What the task asks: Return all of the data exactly as given.

Records about charts and figures:
● ● ● ●

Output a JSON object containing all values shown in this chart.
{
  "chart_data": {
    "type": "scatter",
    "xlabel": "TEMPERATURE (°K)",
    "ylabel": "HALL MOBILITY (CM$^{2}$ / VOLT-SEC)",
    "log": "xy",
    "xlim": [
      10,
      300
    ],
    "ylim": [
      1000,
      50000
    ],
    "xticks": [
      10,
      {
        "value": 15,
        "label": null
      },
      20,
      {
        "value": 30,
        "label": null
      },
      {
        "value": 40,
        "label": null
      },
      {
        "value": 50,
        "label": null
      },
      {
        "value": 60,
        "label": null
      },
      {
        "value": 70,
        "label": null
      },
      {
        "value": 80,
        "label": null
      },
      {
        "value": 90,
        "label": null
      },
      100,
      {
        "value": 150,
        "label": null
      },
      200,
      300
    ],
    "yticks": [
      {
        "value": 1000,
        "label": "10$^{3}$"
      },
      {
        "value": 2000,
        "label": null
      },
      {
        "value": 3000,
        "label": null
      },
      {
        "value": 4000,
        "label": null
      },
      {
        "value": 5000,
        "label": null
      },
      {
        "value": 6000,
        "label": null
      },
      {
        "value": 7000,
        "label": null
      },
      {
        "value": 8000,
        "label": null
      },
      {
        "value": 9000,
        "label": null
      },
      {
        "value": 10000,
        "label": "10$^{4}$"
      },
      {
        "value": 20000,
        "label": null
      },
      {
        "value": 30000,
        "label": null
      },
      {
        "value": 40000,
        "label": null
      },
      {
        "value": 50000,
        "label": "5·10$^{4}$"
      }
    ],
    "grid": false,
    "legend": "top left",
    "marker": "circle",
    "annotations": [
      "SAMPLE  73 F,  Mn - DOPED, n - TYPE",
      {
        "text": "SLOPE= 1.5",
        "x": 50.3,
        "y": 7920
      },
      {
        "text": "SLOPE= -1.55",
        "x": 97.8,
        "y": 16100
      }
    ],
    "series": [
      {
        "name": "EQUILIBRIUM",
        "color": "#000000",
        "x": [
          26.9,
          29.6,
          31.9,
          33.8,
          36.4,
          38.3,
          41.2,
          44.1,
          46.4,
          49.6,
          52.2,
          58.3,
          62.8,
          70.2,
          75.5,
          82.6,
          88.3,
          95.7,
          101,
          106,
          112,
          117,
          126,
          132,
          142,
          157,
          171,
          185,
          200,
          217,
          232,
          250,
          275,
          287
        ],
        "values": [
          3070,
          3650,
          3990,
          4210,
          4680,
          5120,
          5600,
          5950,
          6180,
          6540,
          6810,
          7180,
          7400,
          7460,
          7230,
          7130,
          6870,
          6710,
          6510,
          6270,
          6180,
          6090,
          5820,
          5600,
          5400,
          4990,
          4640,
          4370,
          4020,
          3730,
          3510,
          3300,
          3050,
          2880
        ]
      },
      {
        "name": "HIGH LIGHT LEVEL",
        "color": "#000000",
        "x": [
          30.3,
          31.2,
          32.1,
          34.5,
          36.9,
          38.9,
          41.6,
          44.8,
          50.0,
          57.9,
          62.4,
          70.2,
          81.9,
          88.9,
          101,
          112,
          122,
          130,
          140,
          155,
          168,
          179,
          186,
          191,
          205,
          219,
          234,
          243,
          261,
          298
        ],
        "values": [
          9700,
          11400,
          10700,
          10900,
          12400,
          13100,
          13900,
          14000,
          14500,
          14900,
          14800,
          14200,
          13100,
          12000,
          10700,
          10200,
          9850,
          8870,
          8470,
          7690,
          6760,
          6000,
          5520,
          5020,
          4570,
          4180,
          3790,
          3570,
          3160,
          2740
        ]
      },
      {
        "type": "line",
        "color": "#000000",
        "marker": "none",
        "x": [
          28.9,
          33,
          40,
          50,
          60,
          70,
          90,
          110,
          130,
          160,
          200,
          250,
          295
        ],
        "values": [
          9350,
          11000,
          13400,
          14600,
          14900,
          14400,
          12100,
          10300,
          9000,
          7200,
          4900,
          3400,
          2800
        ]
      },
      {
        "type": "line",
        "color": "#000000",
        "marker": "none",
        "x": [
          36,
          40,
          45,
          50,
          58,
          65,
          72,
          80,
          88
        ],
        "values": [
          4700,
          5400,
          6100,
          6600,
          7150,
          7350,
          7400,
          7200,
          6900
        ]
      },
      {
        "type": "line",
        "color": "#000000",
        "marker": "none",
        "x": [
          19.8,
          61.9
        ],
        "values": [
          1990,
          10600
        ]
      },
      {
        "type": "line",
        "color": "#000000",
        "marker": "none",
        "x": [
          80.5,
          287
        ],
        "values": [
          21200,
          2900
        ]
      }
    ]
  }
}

● ● ● ●

Reply to the task:
Output a JSON object containing all values shown in this chart.
{
  "chart_data": {
    "type": "scatter",
    "xlabel": "TEMPERATURE (°K)",
    "ylabel": "HALL MOBILITY (CM$^{2}$ / VOLT-SEC)",
    "log": "xy",
    "xlim": [
      10,
      300
    ],
    "ylim": [
      1000,
      50000
    ],
    "xticks": [
      10,
      {
        "value": 15,
        "label": null
      },
      20,
      {
        "value": 30,
        "label": null
      },
      {
        "value": 40,
        "label": null
      },
      {
        "value": 50,
        "label": null
      },
      {
        "value": 60,
        "label": null
      },
      {
        "value": 70,
        "label": null
      },
      {
        "value": 80,
        "label": null
      },
      {
        "value": 90,
        "label": null
      },
      100,
      {
        "value": 150,
        "label": null
      },
      200,
      300
    ],
    "yticks": [
      {
        "value": 1000,
        "label": "10$^{3}$"
      },
      {
        "value": 2000,
        "label": null
      },
      {
        "value": 3000,
        "label": null
      },
      {
        "value": 4000,
        "label": null
      },
      {
        "value": 5000,
        "label": null
      },
      {
        "value": 6000,
        "label": null
      },
      {
        "value": 7000,
        "label": null
      },
      {
        "value": 8000,
        "label": null
      },
      {
        "value": 9000,
        "label": null
      },
      {
        "value": 10000,
        "label": "10$^{4}$"
      },
      {
        "value": 20000,
        "label": null
      },
      {
        "value": 30000,
        "label": null
      },
      {
        "value": 40000,
        "label": null
      },
      {
        "value": 50000,
        "label": "5·10$^{4}$"
      }
    ],
    "grid": false,
    "legend": "top left",
    "marker": "circle",
    "annotations": [
      "SAMPLE  73 F,  Mn - DOPED, n - TYPE",
      {
        "text": "SLOPE= 1.5",
        "x": 50.3,
        "y": 7920
      },
      {
        "text": "SLOPE= -1.55",
        "x": 97.8,
        "y": 16100
      }
    ],
    "series": [
      {
        "name": "EQUILIBRIUM",
        "color": "#000000",
        "x": [
          26.9,
          29.6,
          31.9,
          33.8,
          36.4,
          38.3,
          41.2,
          44.1,
          46.4,
          49.6,
          52.2,
          58.3,
          62.8,
          70.2,
          75.5,
          82.6,
          88.3,
          95.7,
          101,
          106,
          112,
          117,
          126,
          132,
          142,
          157,
          171,
          185,
          200,
          217,
          232,
          250,
          275,
          287
        ],
        "values": [
          3070,
          3650,
          3990,
          4210,
          4680,
          5120,
          5600,
          5950,
          6180,
          6540,
          6810,
          7180,
          7400,
          7460,
          7230,
          7130,
          6870,
          6710,
          6510,
          6270,
          6180,
          6090,
          5820,
          5600,
          5400,
          4990,
          4640,
          4370,
          4020,
          3730,
          3510,
          3300,
          3050,
          2880
        ]
      },
      {
        "name": "HIGH LIGHT LEVEL",
        "color": "#000000",
        "x": [
          30.3,
          31.2,
          32.1,
          34.5,
          36.9,
          38.9,
          41.6,
          44.8,
          50.0,
          57.9,
          62.4,
          70.2,
          81.9,
          88.9,
          101,
          112,
          122,
          130,
          140,
          155,
          168,
          179,
          186,
          191,
          205,
          219,
          234,
          243,
          261,
          298
        ],
        "values": [
          9700,
          11400,
          10700,
          10900,
          12400,
          13100,
          13900,
          14000,
          14500,
          14900,
          14800,
          14200,
          13100,
          12000,
          10700,
          10200,
          9850,
          8870,
          8470,
          7690,
          6760,
          6000,
          5520,
          5020,
          4570,
          4180,
          3790,
          3570,
          3160,
          2740
        ]
      },
      {
        "type": "line",
        "color": "#000000",
        "marker": "none",
        "x": [
          28.9,
          33,
          40,
          50,
          60,
          70,
          90,
          110,
          130,
          160,
          200,
          250,
          295
        ],
        "values": [
          9350,
          11000,
          13400,
          14600,
          14900,
          14400,
          12100,
          10300,
          9000,
          7200,
          4900,
          3400,
          2800
        ]
      },
      {
        "type": "line",
        "color": "#000000",
        "marker": "none",
        "x": [
          36,
          40,
          45,
          50,
          58,
          65,
          72,
          80,
          88
        ],
        "values": [
          4700,
          5400,
          6100,
          6600,
          7150,
          7350,
          7400,
          7200,
          6900
        ]
      },
      {
        "type": "line",
        "color": "#000000",
        "marker": "none",
        "x": [
          19.8,
          61.9
        ],
        "values": [
          1990,
          10600
        ]
      },
      {
        "type": "line",
        "color": "#000000",
        "marker": "none",
        "x": [
          80.5,
          287
        ],
        "values": [
          21200,
          2900
        ]
      }
    ]
  }
}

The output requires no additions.